TASK DETAILS
Please extract every line of the listing below verbatim, without any change.
— Start DATA TO PROCESS —
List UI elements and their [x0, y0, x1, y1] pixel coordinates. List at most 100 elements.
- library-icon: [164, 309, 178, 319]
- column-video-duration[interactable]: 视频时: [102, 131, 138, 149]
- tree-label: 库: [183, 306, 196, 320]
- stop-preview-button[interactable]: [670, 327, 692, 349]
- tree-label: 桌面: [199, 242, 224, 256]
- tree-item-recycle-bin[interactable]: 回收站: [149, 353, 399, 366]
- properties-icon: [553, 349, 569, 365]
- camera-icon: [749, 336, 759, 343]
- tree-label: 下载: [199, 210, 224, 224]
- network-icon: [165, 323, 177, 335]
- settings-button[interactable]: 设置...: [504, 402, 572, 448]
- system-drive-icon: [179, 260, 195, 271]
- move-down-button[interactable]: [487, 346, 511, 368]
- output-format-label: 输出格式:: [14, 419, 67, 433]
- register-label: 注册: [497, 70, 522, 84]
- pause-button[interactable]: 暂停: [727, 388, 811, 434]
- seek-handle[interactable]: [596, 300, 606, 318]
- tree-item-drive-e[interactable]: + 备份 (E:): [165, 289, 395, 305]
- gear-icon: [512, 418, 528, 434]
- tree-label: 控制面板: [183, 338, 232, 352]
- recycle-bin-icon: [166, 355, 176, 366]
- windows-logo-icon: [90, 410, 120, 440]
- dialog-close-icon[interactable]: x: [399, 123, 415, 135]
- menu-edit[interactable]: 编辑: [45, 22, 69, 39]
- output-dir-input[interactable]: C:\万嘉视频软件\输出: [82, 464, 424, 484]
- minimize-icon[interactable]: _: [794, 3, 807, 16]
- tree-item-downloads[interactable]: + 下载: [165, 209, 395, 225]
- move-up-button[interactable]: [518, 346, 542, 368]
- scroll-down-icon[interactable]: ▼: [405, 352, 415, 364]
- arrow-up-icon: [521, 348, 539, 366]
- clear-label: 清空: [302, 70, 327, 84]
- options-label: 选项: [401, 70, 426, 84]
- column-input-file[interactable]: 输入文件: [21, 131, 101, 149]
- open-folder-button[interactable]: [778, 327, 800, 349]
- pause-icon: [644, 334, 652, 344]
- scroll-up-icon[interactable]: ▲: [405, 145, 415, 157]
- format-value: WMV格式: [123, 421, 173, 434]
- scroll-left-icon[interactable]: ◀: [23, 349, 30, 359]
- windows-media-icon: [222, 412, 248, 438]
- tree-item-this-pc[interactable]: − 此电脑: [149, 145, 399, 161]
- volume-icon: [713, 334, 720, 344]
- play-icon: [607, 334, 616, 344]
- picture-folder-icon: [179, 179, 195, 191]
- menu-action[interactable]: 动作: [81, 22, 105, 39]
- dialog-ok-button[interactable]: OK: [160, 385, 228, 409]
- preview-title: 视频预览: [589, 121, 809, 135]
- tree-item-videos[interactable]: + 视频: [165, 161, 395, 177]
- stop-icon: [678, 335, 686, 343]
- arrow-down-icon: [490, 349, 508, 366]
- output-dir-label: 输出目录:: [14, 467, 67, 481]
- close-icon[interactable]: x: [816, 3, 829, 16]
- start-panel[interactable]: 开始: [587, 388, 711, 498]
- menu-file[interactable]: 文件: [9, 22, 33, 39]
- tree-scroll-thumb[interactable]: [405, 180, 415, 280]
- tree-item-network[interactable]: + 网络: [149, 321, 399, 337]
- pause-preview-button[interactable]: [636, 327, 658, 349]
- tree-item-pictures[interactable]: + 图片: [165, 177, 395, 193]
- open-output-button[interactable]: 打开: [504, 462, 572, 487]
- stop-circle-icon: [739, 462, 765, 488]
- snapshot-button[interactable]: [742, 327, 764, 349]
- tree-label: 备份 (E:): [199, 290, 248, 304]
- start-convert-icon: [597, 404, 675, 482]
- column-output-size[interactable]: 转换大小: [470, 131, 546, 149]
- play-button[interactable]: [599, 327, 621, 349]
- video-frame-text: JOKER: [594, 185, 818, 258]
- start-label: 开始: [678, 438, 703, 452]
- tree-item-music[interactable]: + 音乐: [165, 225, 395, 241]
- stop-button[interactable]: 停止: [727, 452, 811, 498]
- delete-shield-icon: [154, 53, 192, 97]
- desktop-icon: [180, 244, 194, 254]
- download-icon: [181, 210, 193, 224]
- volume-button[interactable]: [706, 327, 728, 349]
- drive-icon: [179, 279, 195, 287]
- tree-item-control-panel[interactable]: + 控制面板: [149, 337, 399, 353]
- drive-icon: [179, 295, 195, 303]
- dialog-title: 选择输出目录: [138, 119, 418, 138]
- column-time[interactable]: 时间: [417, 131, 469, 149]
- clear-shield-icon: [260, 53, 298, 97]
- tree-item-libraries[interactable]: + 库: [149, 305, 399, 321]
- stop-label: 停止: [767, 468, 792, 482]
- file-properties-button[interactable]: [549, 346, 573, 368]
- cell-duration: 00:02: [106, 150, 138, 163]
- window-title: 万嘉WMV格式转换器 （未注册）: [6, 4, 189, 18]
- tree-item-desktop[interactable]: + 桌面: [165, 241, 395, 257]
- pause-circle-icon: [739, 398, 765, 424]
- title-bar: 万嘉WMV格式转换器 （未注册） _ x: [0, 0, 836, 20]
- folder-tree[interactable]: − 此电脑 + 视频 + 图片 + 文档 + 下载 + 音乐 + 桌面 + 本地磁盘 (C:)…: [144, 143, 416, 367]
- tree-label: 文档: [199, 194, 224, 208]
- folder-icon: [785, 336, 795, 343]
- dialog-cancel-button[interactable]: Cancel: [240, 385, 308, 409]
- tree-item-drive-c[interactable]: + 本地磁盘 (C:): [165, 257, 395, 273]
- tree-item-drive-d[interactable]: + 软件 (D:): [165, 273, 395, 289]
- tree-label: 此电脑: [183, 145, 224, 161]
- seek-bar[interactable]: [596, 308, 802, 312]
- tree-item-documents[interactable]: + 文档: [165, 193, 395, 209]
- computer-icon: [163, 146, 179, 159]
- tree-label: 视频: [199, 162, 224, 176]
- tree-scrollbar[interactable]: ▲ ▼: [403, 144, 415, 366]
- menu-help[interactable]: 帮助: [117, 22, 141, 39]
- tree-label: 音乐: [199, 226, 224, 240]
— End DATA TO PROCESS —
FINAL RESULT
List UI elements and their [x0, y0, x1, y1] pixel coordinates. List at most 100 elements.
- library-icon: [164, 309, 178, 319]
- column-video-duration[interactable]: 视频时: [102, 131, 138, 149]
- tree-label: 库: [183, 306, 196, 320]
- stop-preview-button[interactable]: [670, 327, 692, 349]
- tree-label: 桌面: [199, 242, 224, 256]
- tree-item-recycle-bin[interactable]: 回收站: [149, 353, 399, 366]
- properties-icon: [553, 349, 569, 365]
- camera-icon: [749, 336, 759, 343]
- tree-label: 下载: [199, 210, 224, 224]
- network-icon: [165, 323, 177, 335]
- settings-button[interactable]: 设置...: [504, 402, 572, 448]
- system-drive-icon: [179, 260, 195, 271]
- move-down-button[interactable]: [487, 346, 511, 368]
- output-format-label: 输出格式:: [14, 419, 67, 433]
- register-label: 注册: [497, 70, 522, 84]
- pause-button[interactable]: 暂停: [727, 388, 811, 434]
- seek-handle[interactable]: [596, 300, 606, 318]
- tree-item-drive-e[interactable]: + 备份 (E:): [165, 289, 395, 305]
- gear-icon: [512, 418, 528, 434]
- tree-label: 控制面板: [183, 338, 232, 352]
- recycle-bin-icon: [166, 355, 176, 366]
- windows-logo-icon: [90, 410, 120, 440]
- dialog-close-icon[interactable]: x: [399, 123, 415, 135]
- menu-edit[interactable]: 编辑: [45, 22, 69, 39]
- output-dir-input[interactable]: C:\万嘉视频软件\输出: [82, 464, 424, 484]
- minimize-icon[interactable]: _: [794, 3, 807, 16]
- tree-item-downloads[interactable]: + 下载: [165, 209, 395, 225]
- move-up-button[interactable]: [518, 346, 542, 368]
- scroll-down-icon[interactable]: ▼: [405, 352, 415, 364]
- arrow-up-icon: [521, 348, 539, 366]
- clear-label: 清空: [302, 70, 327, 84]
- options-label: 选项: [401, 70, 426, 84]
- column-input-file[interactable]: 输入文件: [21, 131, 101, 149]
- open-folder-button[interactable]: [778, 327, 800, 349]
- pause-icon: [644, 334, 652, 344]
- scroll-up-icon[interactable]: ▲: [405, 145, 415, 157]
- format-value: WMV格式: [123, 421, 173, 434]
- scroll-left-icon[interactable]: ◀: [23, 349, 30, 359]
- windows-media-icon: [222, 412, 248, 438]
- tree-item-this-pc[interactable]: − 此电脑: [149, 145, 399, 161]
- volume-icon: [713, 334, 720, 344]
- play-icon: [607, 334, 616, 344]
- picture-folder-icon: [179, 179, 195, 191]
- menu-action[interactable]: 动作: [81, 22, 105, 39]
- dialog-ok-button[interactable]: OK: [160, 385, 228, 409]
- preview-title: 视频预览: [589, 121, 809, 135]
- tree-item-videos[interactable]: + 视频: [165, 161, 395, 177]
- stop-icon: [678, 335, 686, 343]
- arrow-down-icon: [490, 349, 508, 366]
- output-dir-label: 输出目录:: [14, 467, 67, 481]
- close-icon[interactable]: x: [816, 3, 829, 16]
- start-panel[interactable]: 开始: [587, 388, 711, 498]
- menu-file[interactable]: 文件: [9, 22, 33, 39]
- tree-scroll-thumb[interactable]: [405, 180, 415, 280]
- tree-item-network[interactable]: + 网络: [149, 321, 399, 337]
- pause-preview-button[interactable]: [636, 327, 658, 349]
- tree-item-pictures[interactable]: + 图片: [165, 177, 395, 193]
- open-output-button[interactable]: 打开: [504, 462, 572, 487]
- stop-circle-icon: [739, 462, 765, 488]
- snapshot-button[interactable]: [742, 327, 764, 349]
- tree-label: 备份 (E:): [199, 290, 248, 304]
- start-convert-icon: [597, 404, 675, 482]
- column-output-size[interactable]: 转换大小: [470, 131, 546, 149]
- play-button[interactable]: [599, 327, 621, 349]
- video-frame-text: JOKER: [594, 185, 818, 258]
- start-label: 开始: [678, 438, 703, 452]
- tree-item-music[interactable]: + 音乐: [165, 225, 395, 241]
- stop-button[interactable]: 停止: [727, 452, 811, 498]
- delete-shield-icon: [154, 53, 192, 97]
- desktop-icon: [180, 244, 194, 254]
- download-icon: [181, 210, 193, 224]
- volume-button[interactable]: [706, 327, 728, 349]
- drive-icon: [179, 279, 195, 287]
- tree-item-control-panel[interactable]: + 控制面板: [149, 337, 399, 353]
- drive-icon: [179, 295, 195, 303]
- dialog-title: 选择输出目录: [138, 119, 418, 138]
- column-time[interactable]: 时间: [417, 131, 469, 149]
- clear-shield-icon: [260, 53, 298, 97]
- tree-item-libraries[interactable]: + 库: [149, 305, 399, 321]
- stop-label: 停止: [767, 468, 792, 482]
- file-properties-button[interactable]: [549, 346, 573, 368]
- cell-duration: 00:02: [106, 150, 138, 163]
- window-title: 万嘉WMV格式转换器 （未注册）: [6, 4, 189, 18]
- tree-item-desktop[interactable]: + 桌面: [165, 241, 395, 257]
- pause-circle-icon: [739, 398, 765, 424]
- title-bar: 万嘉WMV格式转换器 （未注册） _ x: [0, 0, 836, 20]
- folder-tree[interactable]: − 此电脑 + 视频 + 图片 + 文档 + 下载 + 音乐 + 桌面 + 本地磁盘 (C:)…: [144, 143, 416, 367]
- tree-label: 文档: [199, 194, 224, 208]
- folder-icon: [785, 336, 795, 343]
- dialog-cancel-button[interactable]: Cancel: [240, 385, 308, 409]
- tree-item-drive-c[interactable]: + 本地磁盘 (C:): [165, 257, 395, 273]
- tree-item-drive-d[interactable]: + 软件 (D:): [165, 273, 395, 289]
- tree-label: 此电脑: [183, 145, 224, 161]
- seek-bar[interactable]: [596, 308, 802, 312]
- tree-item-documents[interactable]: + 文档: [165, 193, 395, 209]
- computer-icon: [163, 146, 179, 159]
- tree-label: 视频: [199, 162, 224, 176]
- tree-scrollbar[interactable]: ▲ ▼: [403, 144, 415, 366]
- menu-help[interactable]: 帮助: [117, 22, 141, 39]
- tree-label: 音乐: [199, 226, 224, 240]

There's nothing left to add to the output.